## Visual layout records
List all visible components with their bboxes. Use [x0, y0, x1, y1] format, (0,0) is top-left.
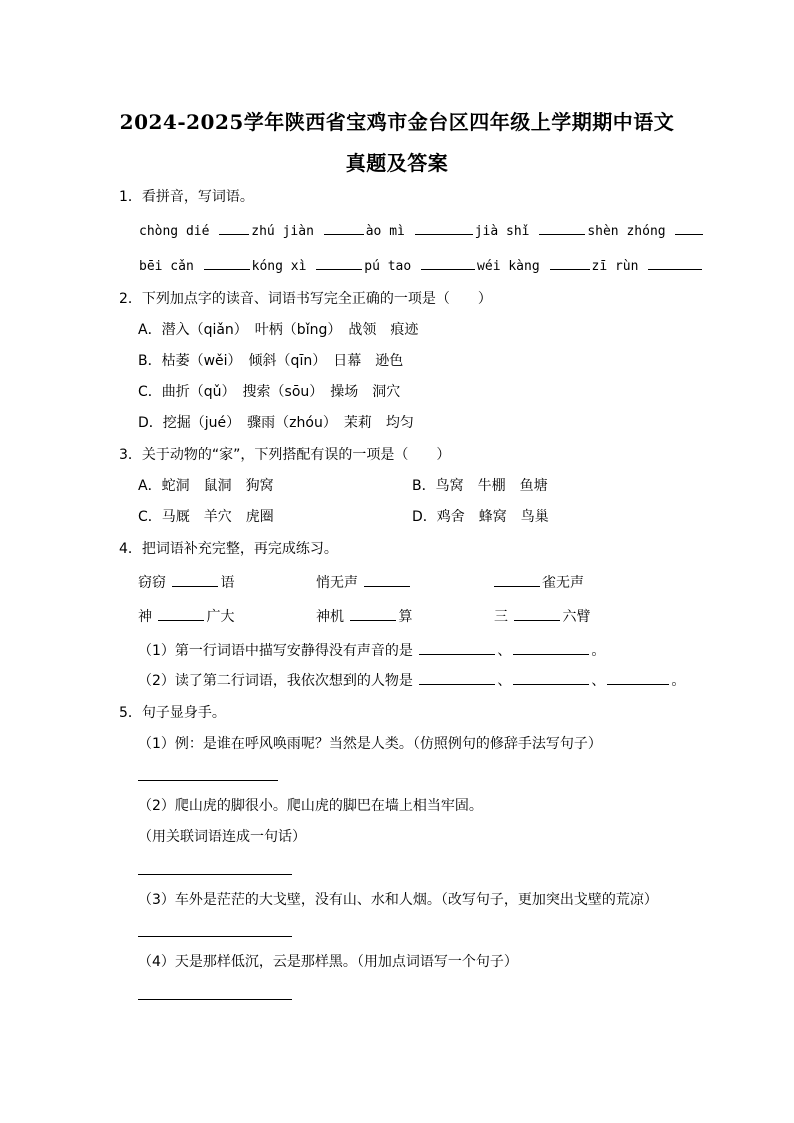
question-2-stem: 2．下列加点字的读音、词语书写完全正确的一项是（ ）: [119, 291, 492, 307]
idiom-part: 悄无声: [316, 575, 358, 591]
idiom-part: 广大: [206, 609, 235, 625]
answer-blank[interactable]: [550, 257, 590, 270]
answer-line[interactable]: [138, 999, 292, 1000]
answer-line[interactable]: [138, 936, 292, 937]
question-3-stem: 3．关于动物的“家”，下列搭配有误的一项是（ ）: [119, 447, 451, 463]
period: 。: [671, 673, 686, 689]
answer-blank[interactable]: [172, 574, 218, 587]
answer-blank[interactable]: [648, 257, 702, 270]
sub-question-text: （1）第一行词语中描写安静得没有声音的是: [138, 643, 413, 659]
pinyin-row-1: [139, 222, 705, 239]
separator: 、: [497, 673, 512, 689]
answer-blank[interactable]: [419, 672, 495, 685]
answer-blank[interactable]: [539, 222, 585, 235]
idiom-part: 神: [138, 609, 152, 625]
answer-blank[interactable]: [675, 222, 703, 235]
answer-blank[interactable]: [364, 574, 410, 587]
answer-blank[interactable]: [219, 222, 249, 235]
answer-line[interactable]: [138, 780, 278, 781]
idiom-part: 算: [398, 609, 413, 625]
answer-blank[interactable]: [513, 672, 589, 685]
pinyin-word: zī rùn: [591, 259, 639, 274]
question-3-option-d[interactable]: D．鸡舍 蜂窝 鸟巢: [412, 509, 549, 525]
idiom-part: 六臂: [562, 609, 591, 625]
sub-question-text: （2）读了第二行词语，我依次想到的人物是: [138, 673, 413, 689]
pinyin-word: jià shǐ: [474, 224, 530, 239]
question-4-sub-2: [138, 670, 685, 690]
idiom-2-1: [138, 606, 234, 626]
question-5-sub-4: （4）天是那样低沉，云是那样黑。（用加点词语写一个句子）: [138, 954, 518, 970]
answer-blank[interactable]: [158, 608, 204, 621]
question-5-sub-3: （3）车外是茫茫的大戈壁，没有山、水和人烟。（改写句子，更加突出戈壁的荒凉）: [138, 892, 658, 908]
separator: 、: [591, 673, 606, 689]
idiom-part: 神机: [316, 609, 344, 625]
question-3-option-a[interactable]: A．蛇洞 鼠洞 狗窝: [138, 478, 274, 494]
answer-blank[interactable]: [419, 642, 495, 655]
pinyin-word: kóng xì: [251, 259, 307, 274]
document-title-line1: 2024-2025学年陕西省宝鸡市金台区四年级上学期期中语文: [119, 110, 675, 134]
idiom-2-2: [316, 606, 412, 626]
answer-blank[interactable]: [421, 257, 475, 270]
pinyin-row-2: [139, 257, 704, 274]
idiom-1-1: [138, 572, 234, 592]
period: 。: [591, 643, 606, 659]
answer-blank[interactable]: [607, 672, 669, 685]
question-3-option-b[interactable]: B．鸟窝 牛棚 鱼塘: [412, 478, 548, 494]
question-5-stem: 5．句子显身手。: [119, 705, 226, 721]
pinyin-word: wéi kàng: [477, 259, 540, 274]
question-5-sub-2: （2）爬山虎的脚很小。爬山虎的脚巴在墙上相当牢固。: [138, 798, 483, 814]
idiom-2-3: [494, 606, 590, 626]
idiom-part: 窃窃: [138, 575, 166, 591]
answer-blank[interactable]: [204, 257, 250, 270]
idiom-1-2: [316, 572, 412, 592]
answer-blank[interactable]: [514, 608, 560, 621]
question-3-option-c[interactable]: C．马厩 羊穴 虎圈: [138, 509, 274, 525]
answer-blank[interactable]: [324, 222, 364, 235]
idiom-1-3: [494, 572, 584, 592]
question-2-option-c[interactable]: C．曲折（qǔ） 搜索（sōu） 操场 洞穴: [138, 384, 401, 400]
answer-line[interactable]: [138, 874, 292, 875]
pinyin-word: zhú jiàn: [251, 224, 314, 239]
idiom-part: 语: [220, 575, 235, 591]
answer-blank[interactable]: [415, 222, 473, 235]
question-2-option-a[interactable]: A．潜入（qiǎn） 叶柄（bǐng） 战领 痕迹: [138, 322, 419, 338]
question-4-sub-1: [138, 640, 605, 660]
pinyin-word: chòng dié: [139, 224, 210, 239]
answer-blank[interactable]: [494, 574, 540, 587]
idiom-part: 三: [494, 609, 508, 625]
document-title-line2: 真题及答案: [345, 151, 449, 175]
separator: 、: [497, 643, 512, 659]
answer-blank[interactable]: [350, 608, 396, 621]
question-2-option-b[interactable]: B．枯萎（wěi） 倾斜（qīn） 日幕 逊色: [138, 353, 404, 369]
question-4-stem: 4．把词语补充完整，再完成练习。: [119, 541, 338, 557]
idiom-part: 雀无声: [542, 575, 584, 591]
pinyin-word: ào mì: [365, 224, 405, 239]
question-5-sub-2-instruction: （用关联词语连成一句话）: [138, 829, 306, 845]
answer-blank[interactable]: [513, 642, 589, 655]
pinyin-word: pú tao: [364, 259, 412, 274]
question-5-sub-1: （1）例：是谁在呼风唤雨呢？当然是人类。（仿照例句的修辞手法写句子）: [138, 736, 602, 752]
question-1-stem: 1．看拼音，写词语。: [119, 189, 254, 205]
answer-blank[interactable]: [316, 257, 362, 270]
pinyin-word: shèn zhóng: [587, 224, 666, 239]
pinyin-word: bēi cǎn: [139, 259, 194, 274]
question-2-option-d[interactable]: D．挖掘（jué） 骤雨（zhóu） 茉莉 均匀: [138, 415, 414, 431]
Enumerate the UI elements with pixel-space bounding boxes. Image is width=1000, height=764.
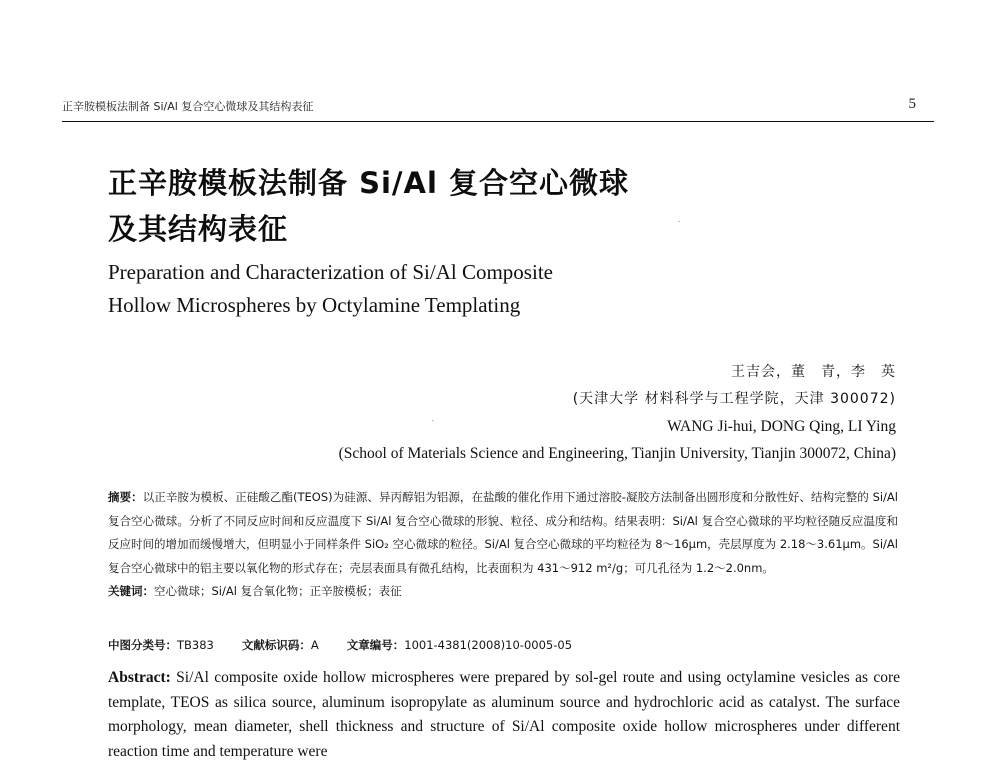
page-number: 5	[908, 96, 916, 112]
clc-label: 中图分类号：	[108, 638, 177, 652]
title-english-line-2: Hollow Microspheres by Octylamine Templating	[108, 293, 521, 317]
title-english-line-1: Preparation and Characterization of Si/Al Composite	[108, 260, 553, 284]
abstract-chinese	[108, 486, 898, 604]
abstract-english	[108, 666, 900, 764]
title-chinese-line-1: 正辛胺模板法制备 Si/Al 复合空心微球	[108, 166, 629, 200]
keywords-text: 空心微球；Si/Al 复合氧化物；正辛胺模板；表征	[154, 584, 402, 598]
author-names-chinese: 王吉会，董 青，李 英	[731, 364, 896, 380]
classification-line	[108, 637, 898, 653]
affiliation-chinese: (天津大学 材料科学与工程学院，天津 300072)	[572, 391, 896, 407]
affiliation-english: (School of Materials Science and Engineering, Tianjin University, Tianjin 300072, China)	[338, 445, 896, 462]
author-names-english: WANG Ji-hui, DONG Qing, LI Ying	[667, 418, 896, 435]
title-english	[108, 256, 928, 322]
abstract-english-text: Si/Al composite oxide hollow microspheres were prepared by sol-gel route and using octylamine vesicles as core template, TEOS as silica source, aluminum isopropylate as aluminum source and hydrochloric acid as catalyst. The surface morphology, mean diameter, shell thickness and structure of Si/Al composite oxide hollow microspheres under different reaction time and temperature were	[108, 669, 900, 760]
header-rule	[62, 121, 934, 122]
scan-speck	[432, 420, 434, 421]
abstract-english-label: Abstract:	[108, 669, 171, 686]
article-number-label: 文章编号：	[346, 638, 405, 652]
scan-speck	[678, 221, 680, 222]
clc-value: TB383	[177, 638, 214, 652]
abstract-chinese-text: 以正辛胺为模板、正硅酸乙酯(TEOS)为硅源、异丙醇铝为铝源，在盐酸的催化作用下通过溶胶-凝胶方法制备出圆形度和分散性好、结构完整的 Si/Al 复合空心微球。分析了不同反应时间和反应温度下 Si/Al 复合空心微球的形貌、粒径、成分和结构。结果表明：Si/Al 复合空心微球的平均粒径随反应温度和反应时间的增加而缓慢增大，但明显小于同样条件 SiO₂ 空心微球的粒径。Si/Al 复合空心微球的平均粒径为 8～16μm，壳层厚度为 2.18～3.61μm。Si/Al 复合空心微球中的铝主要以氧化物的形式存在；壳层表面具有微孔结构，比表面积为 431～912 m²/g；可几孔径为 1.2～2.0nm。	[108, 490, 898, 575]
document-code-value: A	[310, 638, 319, 652]
running-title: 正辛胺模板法制备 Si/Al 复合空心微球及其结构表征	[62, 100, 314, 113]
document-code-label: 文献标识码：	[241, 638, 311, 652]
article-number-value: 1001-4381(2008)10-0005-05	[404, 638, 573, 652]
title-chinese-line-2: 及其结构表征	[108, 212, 289, 246]
title-chinese	[108, 160, 928, 252]
abstract-chinese-label: 摘要：	[108, 490, 143, 504]
running-head	[62, 98, 932, 114]
keywords-label: 关键词：	[108, 584, 154, 598]
author-block	[96, 359, 896, 467]
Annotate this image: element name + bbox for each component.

## Exercise instructions
Pull out every line of the data above that contains the string "separator".

## Written solution
separator: 、: [497, 673, 512, 689]
separator: 、: [591, 673, 606, 689]
separator: 、: [497, 643, 512, 659]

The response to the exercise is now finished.